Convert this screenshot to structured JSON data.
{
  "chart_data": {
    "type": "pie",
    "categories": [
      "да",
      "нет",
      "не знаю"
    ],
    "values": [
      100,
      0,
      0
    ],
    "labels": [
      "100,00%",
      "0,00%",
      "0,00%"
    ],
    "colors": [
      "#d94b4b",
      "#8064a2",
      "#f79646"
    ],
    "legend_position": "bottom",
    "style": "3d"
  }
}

━━━━━━━━━━━━━━━━

WHAT YOU WILL DO. Repeat every entry word for word.

WORKED ANSWER.
Convert this screenshot to structured JSON data.
{
  "chart_data": {
    "type": "pie",
    "categories": [
      "да",
      "нет",
      "не знаю"
    ],
    "values": [
      100,
      0,
      0
    ],
    "labels": [
      "100,00%",
      "0,00%",
      "0,00%"
    ],
    "colors": [
      "#d94b4b",
      "#8064a2",
      "#f79646"
    ],
    "legend_position": "bottom",
    "style": "3d"
  }
}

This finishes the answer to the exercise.